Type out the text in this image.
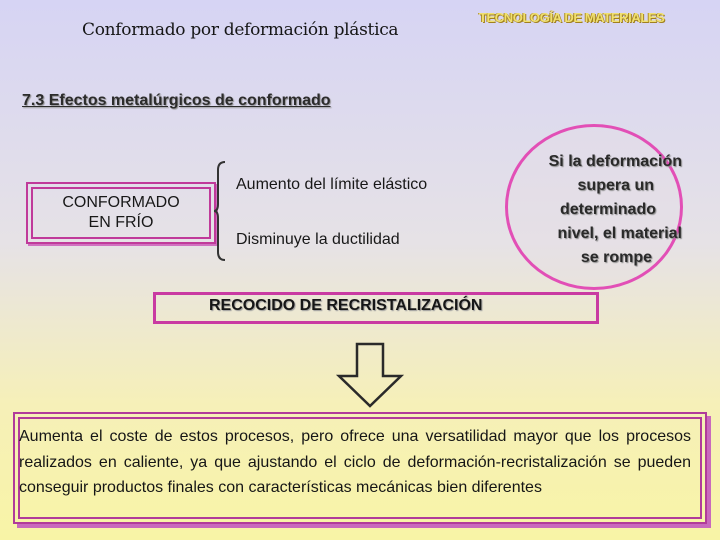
Conformado por deformación plástica
TECNOLOGÍA DE MATERIALES
7.3 Efectos metalúrgicos de conformado
CONFORMADO
EN FRÍO
Aumento del límite elástico
Disminuye la ductilidad
Si la deformación
supera un
determinado
nivel, el material
se rompe
RECOCIDO DE RECRISTALIZACIÓN
Aumenta el coste de estos procesos, pero ofrece una versatilidad mayor que los procesos realizados en caliente, ya que ajustando el ciclo de deformación-recristalización se pueden conseguir productos finales con características mecánicas bien diferentes
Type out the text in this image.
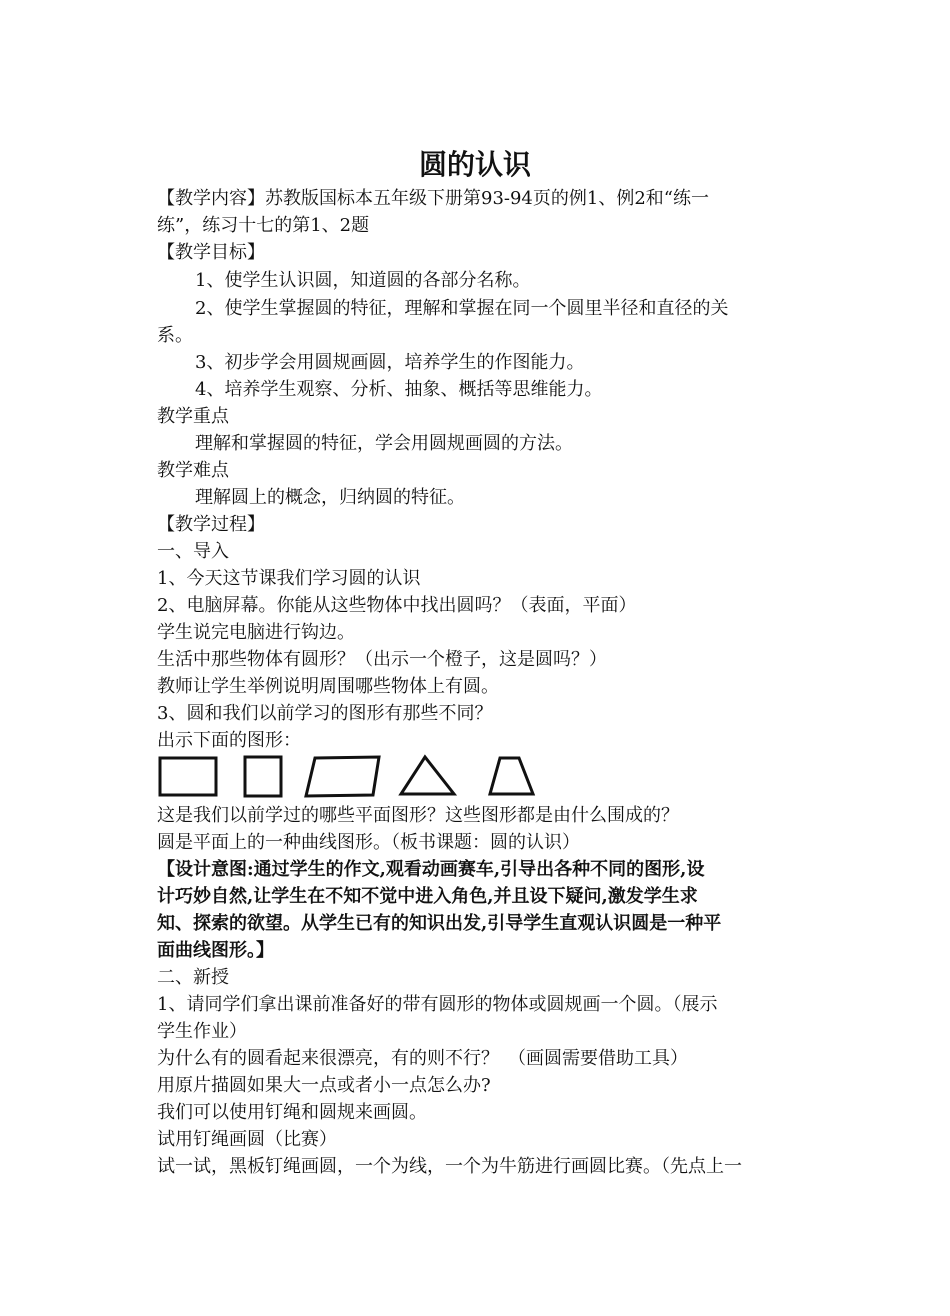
圆的认识
【教学内容】苏教版国标本五年级下册第93-94页的例1、例2和“练一
练”，练习十七的第1、2题
【教学目标】
1、使学生认识圆，知道圆的各部分名称。
2、使学生掌握圆的特征，理解和掌握在同一个圆里半径和直径的关
系。
3、初步学会用圆规画圆，培养学生的作图能力。
4、培养学生观察、分析、抽象、概括等思维能力。
教学重点
理解和掌握圆的特征，学会用圆规画圆的方法。
教学难点
理解圆上的概念，归纳圆的特征。
【教学过程】
一、导入
1、今天这节课我们学习圆的认识
2、电脑屏幕。你能从这些物体中找出圆吗？（表面，平面）
学生说完电脑进行钩边。
生活中那些物体有圆形？（出示一个橙子，这是圆吗？）
教师让学生举例说明周围哪些物体上有圆。
3、圆和我们以前学习的图形有那些不同？
出示下面的图形：
这是我们以前学过的哪些平面图形？这些图形都是由什么围成的？
圆是平面上的一种曲线图形。（板书课题：圆的认识）
【设计意图:通过学生的作文,观看动画赛车,引导出各种不同的图形,设
计巧妙自然,让学生在不知不觉中进入角色,并且设下疑问,激发学生求
知、探索的欲望。从学生已有的知识出发,引导学生直观认识圆是一种平
面曲线图形。】
二、新授
1、请同学们拿出课前准备好的带有圆形的物体或圆规画一个圆。（展示
学生作业）
为什么有的圆看起来很漂亮，有的则不行？　（画圆需要借助工具）
用原片描圆如果大一点或者小一点怎么办?
我们可以使用钉绳和圆规来画圆。
试用钉绳画圆（比赛）
试一试，黑板钉绳画圆，一个为线，一个为牛筋进行画圆比赛。（先点上一
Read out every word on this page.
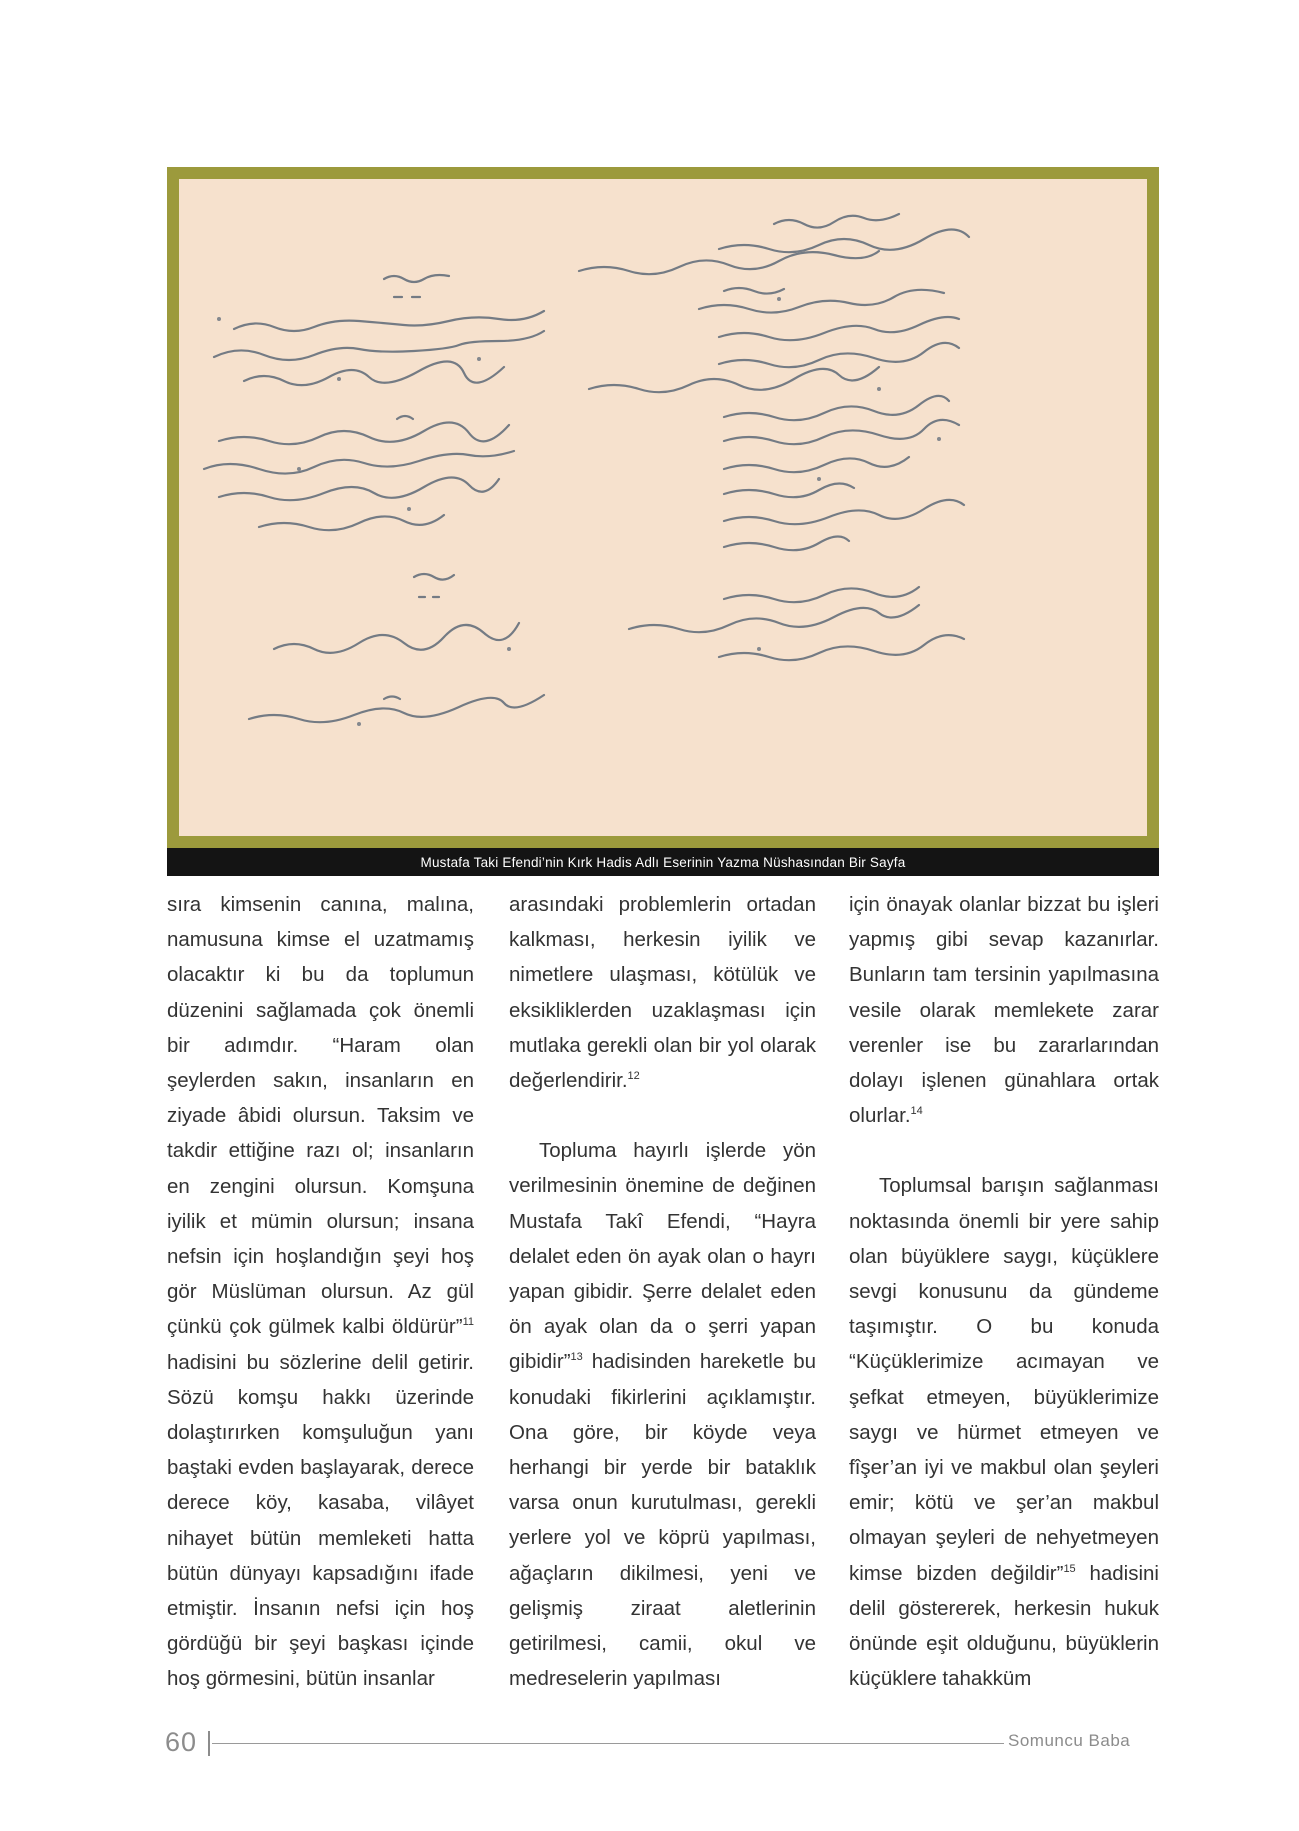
Mustafa Taki Efendi’nin Kırk Hadis Adlı Eserinin Yazma Nüshasından Bir Sayfa

sıra kimsenin canına, malına, namusuna kimse el uzatmamış olacaktır ki bu da toplumun düzenini sağlamada çok önemli bir adımdır. “Haram olan şeylerden sakın, insanların en ziyade âbidi olursun. Taksim ve takdir ettiğine razı ol; insanların en zengini olursun. Komşuna iyilik et mümin olursun; insana nefsin için hoşlandığın şeyi hoş gör Müslüman olursun. Az gül çünkü çok gülmek kalbi öldürür”$^{11}$ hadisini bu sözlerine delil getirir. Sözü komşu hakkı üzerinde dolaştırırken komşuluğun yanı baştaki evden başlayarak, derece derece köy, kasaba, vilâyet nihayet bütün memleketi hatta bütün dünyayı kapsadığını ifade etmiştir. İnsanın nefsi için hoş gördüğü bir şeyi başkası içinde hoş görmesini, bütün insanlar

arasındaki problemlerin ortadan kalkması, herkesin iyilik ve nimetlere ulaşması, kötülük ve eksikliklerden uzaklaşması için mutlaka gerekli olan bir yol olarak değerlendirir.$^{12}$

Topluma hayırlı işlerde yön verilmesinin önemine de değinen Mustafa Takî Efendi, “Hayra delalet eden ön ayak olan o hayrı yapan gibidir. Şerre delalet eden ön ayak olan da o şerri yapan gibidir”$^{13}$ hadisinden hareketle bu konudaki fikirlerini açıklamıştır. Ona göre, bir köyde veya herhangi bir yerde bir bataklık varsa onun kurutulması, gerekli yerlere yol ve köprü yapılması, ağaçların dikilmesi, yeni ve gelişmiş ziraat aletlerinin getirilmesi, camii, okul ve medreselerin yapılması

için önayak olanlar bizzat bu işleri yapmış gibi sevap kazanırlar. Bunların tam tersinin yapılmasına vesile olarak memlekete zarar verenler ise bu zararlarından dolayı işlenen günahlara ortak olurlar.$^{14}$

Toplumsal barışın sağlanması noktasında önemli bir yere sahip olan büyüklere saygı, küçüklere sevgi konusunu da gündeme taşımıştır. O bu konuda “Küçüklerimize acımayan ve şefkat etmeyen, büyüklerimize saygı ve hürmet etmeyen ve fîşer’an iyi ve makbul olan şeyleri emir; kötü ve şer’an makbul olmayan şeyleri de nehyetmeyen kimse bizden değildir”$^{15}$ hadisini delil göstererek, herkesin hukuk önünde eşit olduğunu, büyüklerin küçüklere tahakküm

60	Somuncu Baba
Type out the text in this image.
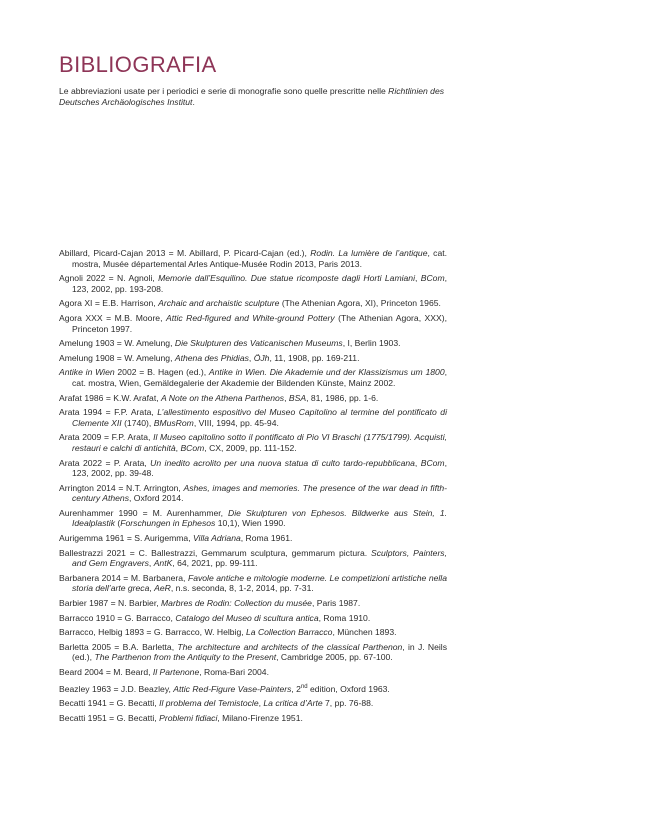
BIBLIOGRAFIA

Le abbreviazioni usate per i periodici e serie di monografie sono quelle prescritte nelle Richtlinien des Deutsches Archäologisches Institut.

Abillard, Picard-Cajan 2013 = M. Abillard, P. Picard-Cajan (ed.), Rodin. La lumière de l’antique, cat. mostra, Musée départemental Arles Antique-Musée Rodin 2013, Paris 2013.
Agnoli 2022 = N. Agnoli, Memorie dall’Esquilino. Due statue ricomposte dagli Horti Lamiani, BCom, 123, 2002, pp. 193-208.
Agora XI = E.B. Harrison, Archaic and archaistic sculpture (The Athenian Agora, XI), Princeton 1965.
Agora XXX = M.B. Moore, Attic Red-figured and White-ground Pottery (The Athenian Agora, XXX), Princeton 1997.
Amelung 1903 = W. Amelung, Die Skulpturen des Vaticanischen Museums, I, Berlin 1903.
Amelung 1908 = W. Amelung, Athena des Phidias, ÖJh, 11, 1908, pp. 169-211.
Antike in Wien 2002 = B. Hagen (ed.), Antike in Wien. Die Akademie und der Klassizismus um 1800, cat. mostra, Wien, Gemäldegalerie der Akademie der Bildenden Künste, Mainz 2002.
Arafat 1986 = K.W. Arafat, A Note on the Athena Parthenos, BSA, 81, 1986, pp. 1-6.
Arata 1994 = F.P. Arata, L’allestimento espositivo del Museo Capitolino al termine del pontificato di Clemente XII (1740), BMusRom, VIII, 1994, pp. 45-94.
Arata 2009 = F.P. Arata, Il Museo capitolino sotto il pontificato di Pio VI Braschi (1775/1799). Acquisti, restauri e calchi di antichità, BCom, CX, 2009, pp. 111-152.
Arata 2022 = P. Arata, Un inedito acrolito per una nuova statua di culto tardo-repubblicana, BCom, 123, 2002, pp. 39-48.
Arrington 2014 = N.T. Arrington, Ashes, images and memories. The presence of the war dead in fifth-century Athens, Oxford 2014.
Aurenhammer 1990 = M. Aurenhammer, Die Skulpturen von Ephesos. Bildwerke aus Stein, 1. Idealplastik (Forschungen in Ephesos 10,1), Wien 1990.
Aurigemma 1961 = S. Aurigemma, Villa Adriana, Roma 1961.
Ballestrazzi 2021 = C. Ballestrazzi, Gemmarum sculptura, gemmarum pictura. Sculptors, Painters, and Gem Engravers, AntK, 64, 2021, pp. 99-111.
Barbanera 2014 = M. Barbanera, Favole antiche e mitologie moderne. Le competizioni artistiche nella storia dell’arte greca, AeR, n.s. seconda, 8, 1-2, 2014, pp. 7-31.
Barbier 1987 = N. Barbier, Marbres de Rodin: Collection du musée, Paris 1987.
Barracco 1910 = G. Barracco, Catalogo del Museo di scultura antica, Roma 1910.
Barracco, Helbig 1893 = G. Barracco, W. Helbig, La Collection Barracco, München 1893.
Barletta 2005 = B.A. Barletta, The architecture and architects of the classical Parthenon, in J. Neils (ed.), The Parthenon from the Antiquity to the Present, Cambridge 2005, pp. 67-100.
Beard 2004 = M. Beard, Il Partenone, Roma-Bari 2004.
Beazley 1963 = J.D. Beazley, Attic Red-Figure Vase-Painters, 2nd edition, Oxford 1963.
Becatti 1941 = G. Becatti, Il problema del Temistocle, La critica d’Arte 7, pp. 76-88.
Becatti 1951 = G. Becatti, Problemi fidiaci, Milano-Firenze 1951.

◆ ◆ ◆ ◆ ◆

| STATED TASK |
Copy every line of the material in which the word "gerekli" occurs.

| COMPLETE ANSWER |
arasındaki problemlerin ortadan kalkması, herkesin iyilik ve nimetlere ulaşması, kötülük ve eksikliklerden uzaklaşması için mutlaka gerekli olan bir yol olarak değerlendirir.$^{12}$
Topluma hayırlı işlerde yön verilmesinin önemine de değinen Mustafa Takî Efendi, “Hayra delalet eden ön ayak olan o hayrı yapan gibidir. Şerre delalet eden ön ayak olan da o şerri yapan gibidir”$^{13}$ hadisinden hareketle bu konudaki fikirlerini açıklamıştır. Ona göre, bir köyde veya herhangi bir yerde bir bataklık varsa onun kurutulması, gerekli yerlere yol ve köprü yapılması, ağaçların dikilmesi, yeni ve gelişmiş ziraat aletlerinin getirilmesi, camii, okul ve medreselerin yapılması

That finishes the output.